* **Problem to work on**
Skip the pictures. Reproduce all other material exactly.

* **Exercise materials**
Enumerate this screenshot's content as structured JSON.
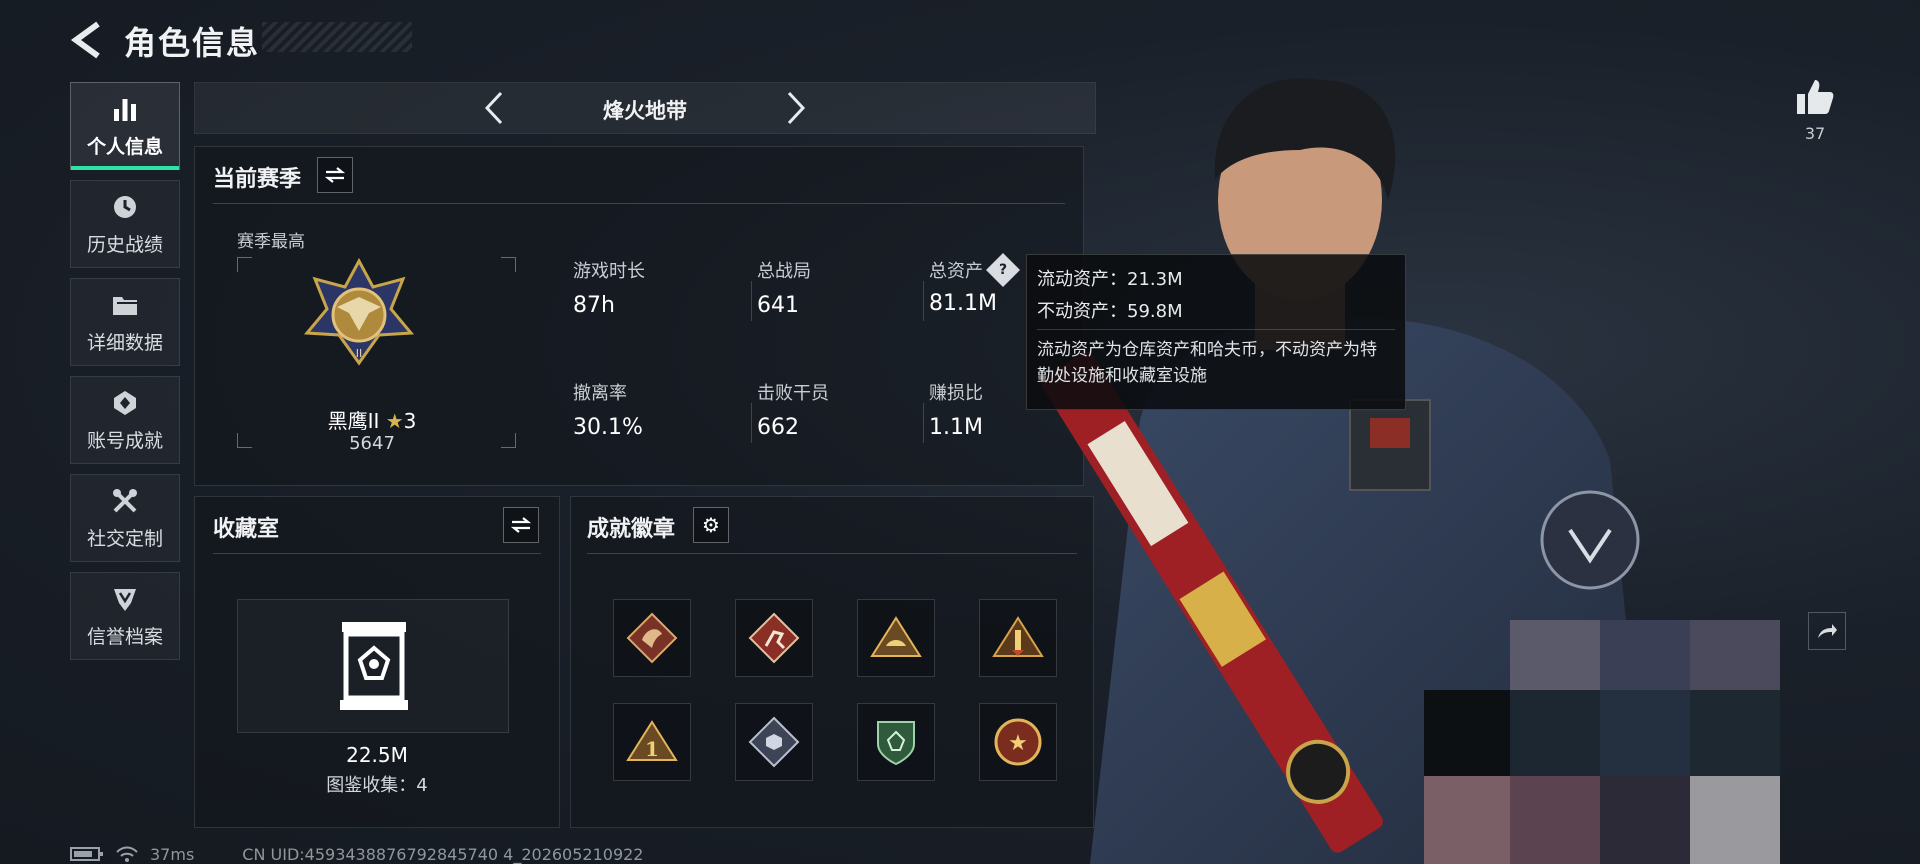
{
  "header": {
    "title": "角色信息"
  },
  "sidebar": {
    "items": [
      {
        "label": "个人信息",
        "icon": "bar-chart-icon",
        "active": true
      },
      {
        "label": "历史战绩",
        "icon": "history-icon",
        "active": false
      },
      {
        "label": "详细数据",
        "icon": "folder-icon",
        "active": false
      },
      {
        "label": "账号成就",
        "icon": "achievement-icon",
        "active": false
      },
      {
        "label": "社交定制",
        "icon": "tools-icon",
        "active": false
      },
      {
        "label": "信誉档案",
        "icon": "shield-icon",
        "active": false
      }
    ]
  },
  "mode": {
    "title": "烽火地带"
  },
  "season": {
    "title": "当前赛季",
    "best_label": "赛季最高",
    "rank_name": "黑鹰II",
    "rank_stars": "3",
    "rank_score": "5647",
    "stats": [
      {
        "label": "游戏时长",
        "value": "87h"
      },
      {
        "label": "总战局",
        "value": "641"
      },
      {
        "label": "总资产",
        "value": "81.1M"
      },
      {
        "label": "撤离率",
        "value": "30.1%"
      },
      {
        "label": "击败干员",
        "value": "662"
      },
      {
        "label": "赚损比",
        "value": "1.1M"
      }
    ]
  },
  "tooltip": {
    "liquid": "流动资产：21.3M",
    "fixed": "不动资产：59.8M",
    "desc": "流动资产为仓库资产和哈夫币，不动资产为特勤处设施和收藏室设施"
  },
  "collection": {
    "title": "收藏室",
    "value": "22.5M",
    "count_label": "图鉴收集：4"
  },
  "badges": {
    "title": "成就徽章",
    "items": [
      "dragon-badge",
      "runner-badge",
      "pyramid-badge",
      "rocket-badge",
      "number-one-badge",
      "cube-badge",
      "green-shield-badge",
      "star-emblem-badge"
    ]
  },
  "likes": {
    "count": "37"
  },
  "status": {
    "ping": "37ms",
    "uid": "CN UID:4593438876792845740 4_202605210922"
  },
  "colors": {
    "accent": "#2fe3a6",
    "gold": "#c9a54a"
  }
}
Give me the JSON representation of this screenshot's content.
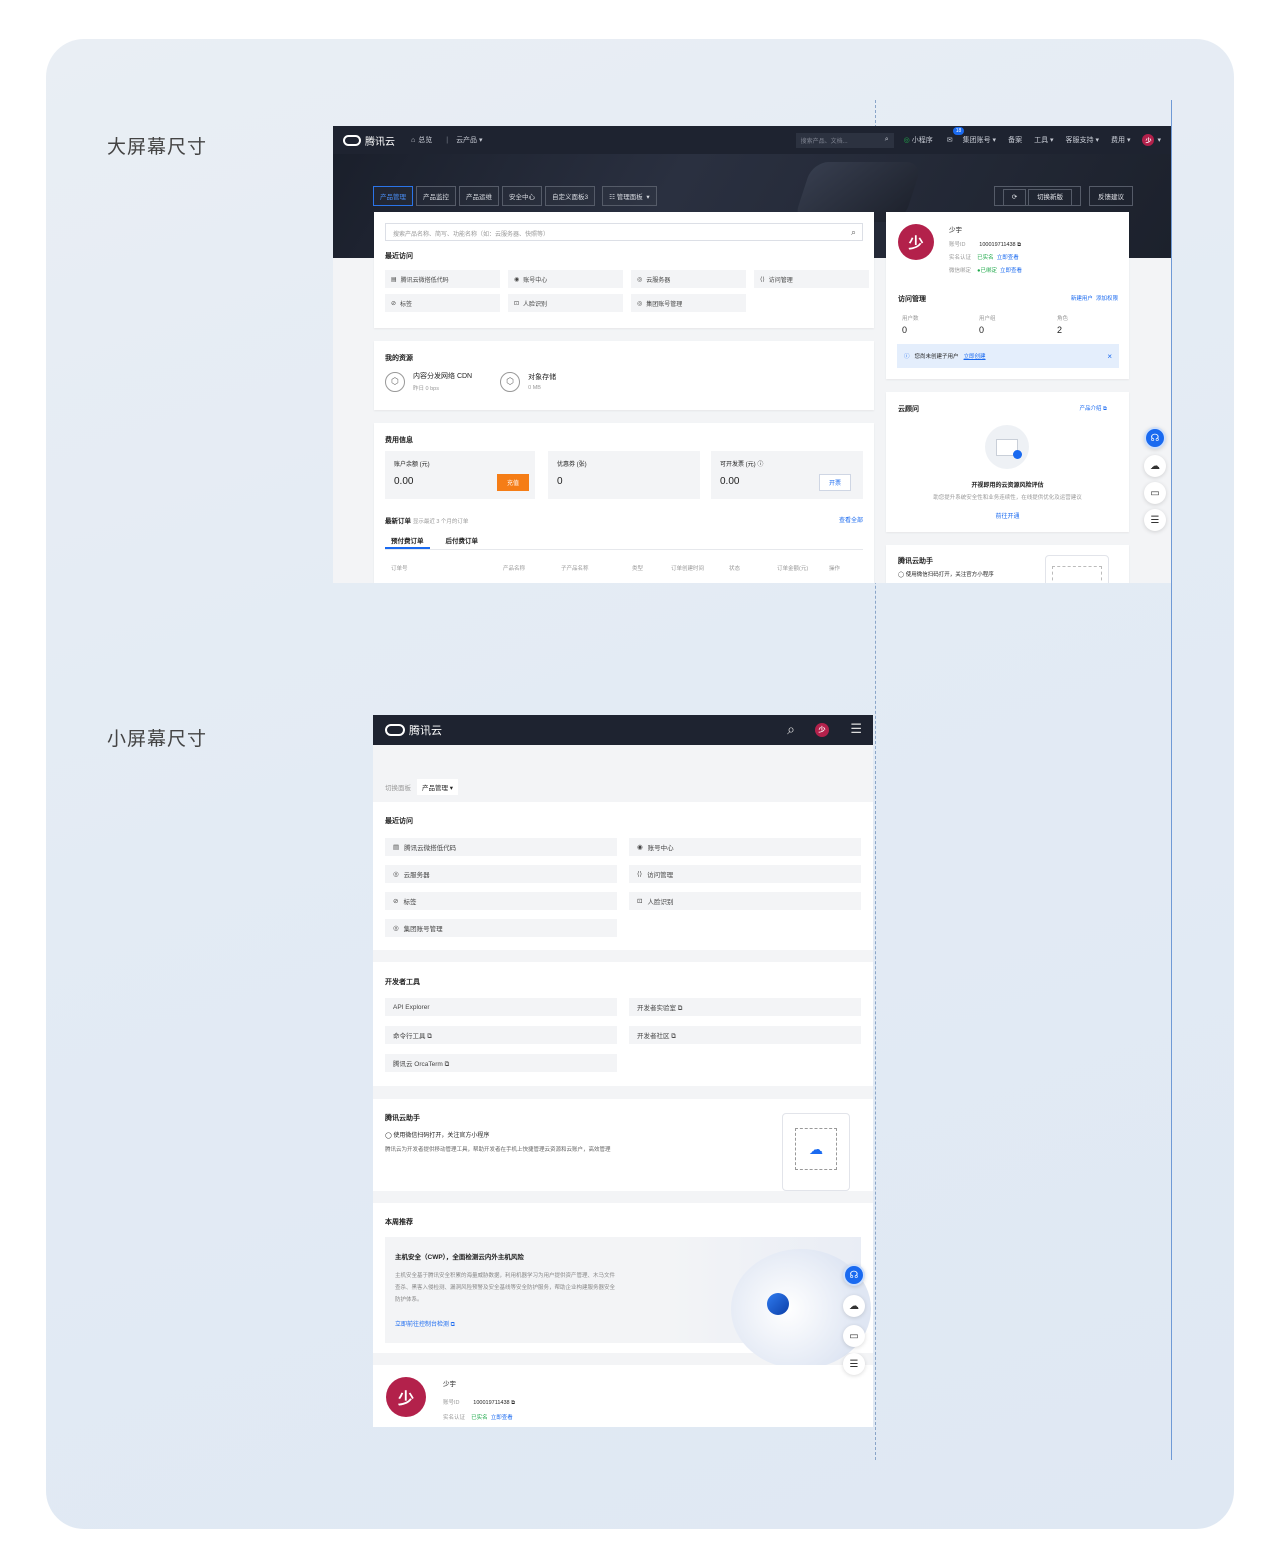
{
  "section_titles": {
    "large": "大屏幕尺寸",
    "small": "小屏幕尺寸"
  },
  "brand": "腾讯云",
  "large": {
    "topbar": {
      "home": "总览",
      "products": "云产品",
      "search_placeholder": "搜索产品、文档...",
      "mini": "小程序",
      "badge": "18",
      "items": [
        "集团账号",
        "备案",
        "工具",
        "客服支持",
        "费用"
      ],
      "avatar": "少"
    },
    "tabs": [
      "产品管理",
      "产品监控",
      "产品运维",
      "安全中心",
      "自定义面板3",
      "管理面板"
    ],
    "hero_buttons": [
      "切换新版",
      "反馈建议"
    ],
    "search_placeholder": "搜索产品名称、简写、功能名称（如：云服务器、快照等）",
    "recent": {
      "title": "最近访问",
      "items": [
        "腾讯云微搭低代码",
        "账号中心",
        "云服务器",
        "访问管理",
        "标签",
        "人脸识别",
        "集团账号管理"
      ]
    },
    "resources": {
      "title": "我的资源",
      "items": [
        {
          "name": "内容分发网络 CDN",
          "sub": "昨日 0 bps"
        },
        {
          "name": "对象存储",
          "sub": "0 MB"
        }
      ]
    },
    "fees": {
      "title": "费用信息",
      "balance_label": "账户余额 (元)",
      "balance": "0.00",
      "recharge": "充值",
      "coupon_label": "优惠券 (张)",
      "coupon": "0",
      "invoice_label": "可开发票 (元)",
      "invoice": "0.00",
      "invoice_btn": "开票"
    },
    "orders": {
      "title": "最新订单",
      "note": "显示最近 3 个月的订单",
      "view_all": "查看全部",
      "tabs": [
        "预付费订单",
        "后付费订单"
      ],
      "columns": [
        "订单号",
        "产品名称",
        "子产品名称",
        "类型",
        "订单创建时间",
        "状态",
        "订单金额(元)",
        "操作"
      ]
    },
    "profile": {
      "name": "少宇",
      "account_label": "账号ID",
      "account": "100019711438",
      "verify_label": "实名认证",
      "verify": "已实名",
      "verify_link": "立即查看",
      "wechat_label": "微信绑定",
      "wechat": "已绑定",
      "wechat_link": "立即查看"
    },
    "access": {
      "title": "访问管理",
      "new_user": "新建用户",
      "grant": "添加权限",
      "stats": [
        {
          "label": "用户数",
          "value": "0"
        },
        {
          "label": "用户组",
          "value": "0"
        },
        {
          "label": "角色",
          "value": "2"
        }
      ],
      "notice": "您尚未创建子用户",
      "notice_link": "立即创建"
    },
    "advisor": {
      "title": "云顾问",
      "intro": "产品介绍",
      "heading": "开视即用的云资源风险评估",
      "desc": "助您提升系统安全性和业务连续性，在线提供优化及运营建议",
      "cta": "前往开通"
    },
    "assistant": {
      "title": "腾讯云助手",
      "desc": "使用微信扫码打开，关注官方小程序"
    }
  },
  "small": {
    "switch_label": "切换面板",
    "switch_value": "产品管理",
    "recent": {
      "title": "最近访问",
      "items": [
        "腾讯云微搭低代码",
        "账号中心",
        "云服务器",
        "访问管理",
        "标签",
        "人脸识别",
        "集团账号管理"
      ]
    },
    "devtools": {
      "title": "开发者工具",
      "items": [
        "API Explorer",
        "开发者实验室 ⧉",
        "命令行工具 ⧉",
        "开发者社区 ⧉",
        "腾讯云 OrcaTerm ⧉"
      ]
    },
    "assistant": {
      "title": "腾讯云助手",
      "line1": "使用微信扫码打开，关注官方小程序",
      "line2": "腾讯云为开发者提供移动管理工具，帮助开发者在手机上快捷管理云资源和云账户，高效管理"
    },
    "weekly": {
      "title": "本周推荐",
      "heading": "主机安全（CWP），全面检测云内外主机风险",
      "desc": "主机安全基于腾讯安全积累的海量威胁数据，利用机器学习为用户提供资产管理、木马文件查杀、黑客入侵检测、漏洞风险预警及安全基线等安全防护服务，帮助企业构建服务器安全防护体系。",
      "link": "立即前往控制台检测 ⧉"
    },
    "profile": {
      "name": "少宇",
      "account_label": "账号ID",
      "account": "100019711438",
      "verify_label": "实名认证",
      "verify": "已实名",
      "verify_link": "立即查看",
      "avatar": "少"
    }
  },
  "colors": {
    "topbar": "#1e2330",
    "accent": "#1a6af0",
    "avatar": "#b3214b",
    "recharge": "#f57d16",
    "success": "#1fa94a"
  }
}
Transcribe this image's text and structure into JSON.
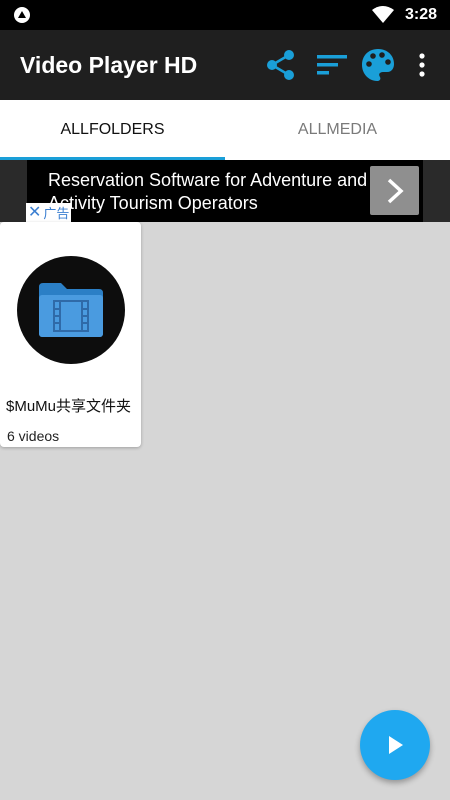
{
  "status_bar": {
    "time": "3:28",
    "icons": [
      "notification-icon",
      "wifi-icon",
      "battery-icon"
    ]
  },
  "app_bar": {
    "title": "Video Player HD",
    "actions": [
      "share-icon",
      "sort-icon",
      "palette-icon",
      "more-icon"
    ],
    "accent_color": "#1a9fd8"
  },
  "tabs": [
    {
      "label": "ALLFOLDERS",
      "selected": true
    },
    {
      "label": "ALLMEDIA",
      "selected": false
    }
  ],
  "ad": {
    "text": "Reservation Software for Adventure and Activity Tourism Operators",
    "badge": "广告",
    "close_glyph": "✕"
  },
  "folders": [
    {
      "name": "$MuMu共享文件夹",
      "count": "6 videos"
    }
  ],
  "fab": {
    "icon": "play-icon",
    "color": "#1fa8f0"
  }
}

* **Complete output**
Enumerate this screenshot's content as structured JSON.
{
  "header": {
    "title": "角色信息"
  },
  "sidebar": {
    "items": [
      {
        "label": "个人信息",
        "icon": "bar-chart-icon",
        "active": true
      },
      {
        "label": "历史战绩",
        "icon": "history-icon",
        "active": false
      },
      {
        "label": "详细数据",
        "icon": "folder-icon",
        "active": false
      },
      {
        "label": "账号成就",
        "icon": "achievement-icon",
        "active": false
      },
      {
        "label": "社交定制",
        "icon": "tools-icon",
        "active": false
      },
      {
        "label": "信誉档案",
        "icon": "shield-icon",
        "active": false
      }
    ]
  },
  "mode": {
    "title": "烽火地带"
  },
  "season": {
    "title": "当前赛季",
    "best_label": "赛季最高",
    "rank_name": "黑鹰II",
    "rank_stars": "3",
    "rank_score": "5647",
    "stats": [
      {
        "label": "游戏时长",
        "value": "87h"
      },
      {
        "label": "总战局",
        "value": "641"
      },
      {
        "label": "总资产",
        "value": "81.1M"
      },
      {
        "label": "撤离率",
        "value": "30.1%"
      },
      {
        "label": "击败干员",
        "value": "662"
      },
      {
        "label": "赚损比",
        "value": "1.1M"
      }
    ]
  },
  "tooltip": {
    "liquid": "流动资产：21.3M",
    "fixed": "不动资产：59.8M",
    "desc": "流动资产为仓库资产和哈夫币，不动资产为特勤处设施和收藏室设施"
  },
  "collection": {
    "title": "收藏室",
    "value": "22.5M",
    "count_label": "图鉴收集：4"
  },
  "badges": {
    "title": "成就徽章",
    "items": [
      "dragon-badge",
      "runner-badge",
      "pyramid-badge",
      "rocket-badge",
      "number-one-badge",
      "cube-badge",
      "green-shield-badge",
      "star-emblem-badge"
    ]
  },
  "likes": {
    "count": "37"
  },
  "status": {
    "ping": "37ms",
    "uid": "CN UID:4593438876792845740 4_202605210922"
  },
  "colors": {
    "accent": "#2fe3a6",
    "gold": "#c9a54a"
  }
}
Give me the JSON representation of this screenshot's content.
{
  "section_titles": {
    "large": "大屏幕尺寸",
    "small": "小屏幕尺寸"
  },
  "brand": "腾讯云",
  "large": {
    "topbar": {
      "home": "总览",
      "products": "云产品",
      "search_placeholder": "搜索产品、文档...",
      "mini": "小程序",
      "badge": "18",
      "items": [
        "集团账号",
        "备案",
        "工具",
        "客服支持",
        "费用"
      ],
      "avatar": "少"
    },
    "tabs": [
      "产品管理",
      "产品监控",
      "产品运维",
      "安全中心",
      "自定义面板3",
      "管理面板"
    ],
    "hero_buttons": [
      "切换新版",
      "反馈建议"
    ],
    "search_placeholder": "搜索产品名称、简写、功能名称（如：云服务器、快照等）",
    "recent": {
      "title": "最近访问",
      "items": [
        "腾讯云微搭低代码",
        "账号中心",
        "云服务器",
        "访问管理",
        "标签",
        "人脸识别",
        "集团账号管理"
      ]
    },
    "resources": {
      "title": "我的资源",
      "items": [
        {
          "name": "内容分发网络 CDN",
          "sub": "昨日 0 bps"
        },
        {
          "name": "对象存储",
          "sub": "0 MB"
        }
      ]
    },
    "fees": {
      "title": "费用信息",
      "balance_label": "账户余额 (元)",
      "balance": "0.00",
      "recharge": "充值",
      "coupon_label": "优惠券 (张)",
      "coupon": "0",
      "invoice_label": "可开发票 (元)",
      "invoice": "0.00",
      "invoice_btn": "开票"
    },
    "orders": {
      "title": "最新订单",
      "note": "显示最近 3 个月的订单",
      "view_all": "查看全部",
      "tabs": [
        "预付费订单",
        "后付费订单"
      ],
      "columns": [
        "订单号",
        "产品名称",
        "子产品名称",
        "类型",
        "订单创建时间",
        "状态",
        "订单金额(元)",
        "操作"
      ]
    },
    "profile": {
      "name": "少宇",
      "account_label": "账号ID",
      "account": "100019711438",
      "verify_label": "实名认证",
      "verify": "已实名",
      "verify_link": "立即查看",
      "wechat_label": "微信绑定",
      "wechat": "已绑定",
      "wechat_link": "立即查看"
    },
    "access": {
      "title": "访问管理",
      "new_user": "新建用户",
      "grant": "添加权限",
      "stats": [
        {
          "label": "用户数",
          "value": "0"
        },
        {
          "label": "用户组",
          "value": "0"
        },
        {
          "label": "角色",
          "value": "2"
        }
      ],
      "notice": "您尚未创建子用户",
      "notice_link": "立即创建"
    },
    "advisor": {
      "title": "云顾问",
      "intro": "产品介绍",
      "heading": "开视即用的云资源风险评估",
      "desc": "助您提升系统安全性和业务连续性，在线提供优化及运营建议",
      "cta": "前往开通"
    },
    "assistant": {
      "title": "腾讯云助手",
      "desc": "使用微信扫码打开，关注官方小程序"
    }
  },
  "small": {
    "switch_label": "切换面板",
    "switch_value": "产品管理",
    "recent": {
      "title": "最近访问",
      "items": [
        "腾讯云微搭低代码",
        "账号中心",
        "云服务器",
        "访问管理",
        "标签",
        "人脸识别",
        "集团账号管理"
      ]
    },
    "devtools": {
      "title": "开发者工具",
      "items": [
        "API Explorer",
        "开发者实验室 ⧉",
        "命令行工具 ⧉",
        "开发者社区 ⧉",
        "腾讯云 OrcaTerm ⧉"
      ]
    },
    "assistant": {
      "title": "腾讯云助手",
      "line1": "使用微信扫码打开，关注官方小程序",
      "line2": "腾讯云为开发者提供移动管理工具，帮助开发者在手机上快捷管理云资源和云账户，高效管理"
    },
    "weekly": {
      "title": "本周推荐",
      "heading": "主机安全（CWP），全面检测云内外主机风险",
      "desc": "主机安全基于腾讯安全积累的海量威胁数据，利用机器学习为用户提供资产管理、木马文件查杀、黑客入侵检测、漏洞风险预警及安全基线等安全防护服务，帮助企业构建服务器安全防护体系。",
      "link": "立即前往控制台检测 ⧉"
    },
    "profile": {
      "name": "少宇",
      "account_label": "账号ID",
      "account": "100019711438",
      "verify_label": "实名认证",
      "verify": "已实名",
      "verify_link": "立即查看",
      "avatar": "少"
    }
  },
  "colors": {
    "topbar": "#1e2330",
    "accent": "#1a6af0",
    "avatar": "#b3214b",
    "recharge": "#f57d16",
    "success": "#1fa94a"
  }
}
Transcribe this image's text and structure into JSON.
{
  "status_bar": {
    "time": "3:28",
    "icons": [
      "notification-icon",
      "wifi-icon",
      "battery-icon"
    ]
  },
  "app_bar": {
    "title": "Video Player HD",
    "actions": [
      "share-icon",
      "sort-icon",
      "palette-icon",
      "more-icon"
    ],
    "accent_color": "#1a9fd8"
  },
  "tabs": [
    {
      "label": "ALLFOLDERS",
      "selected": true
    },
    {
      "label": "ALLMEDIA",
      "selected": false
    }
  ],
  "ad": {
    "text": "Reservation Software for Adventure and Activity Tourism Operators",
    "badge": "广告",
    "close_glyph": "✕"
  },
  "folders": [
    {
      "name": "$MuMu共享文件夹",
      "count": "6 videos"
    }
  ],
  "fab": {
    "icon": "play-icon",
    "color": "#1fa8f0"
  }
}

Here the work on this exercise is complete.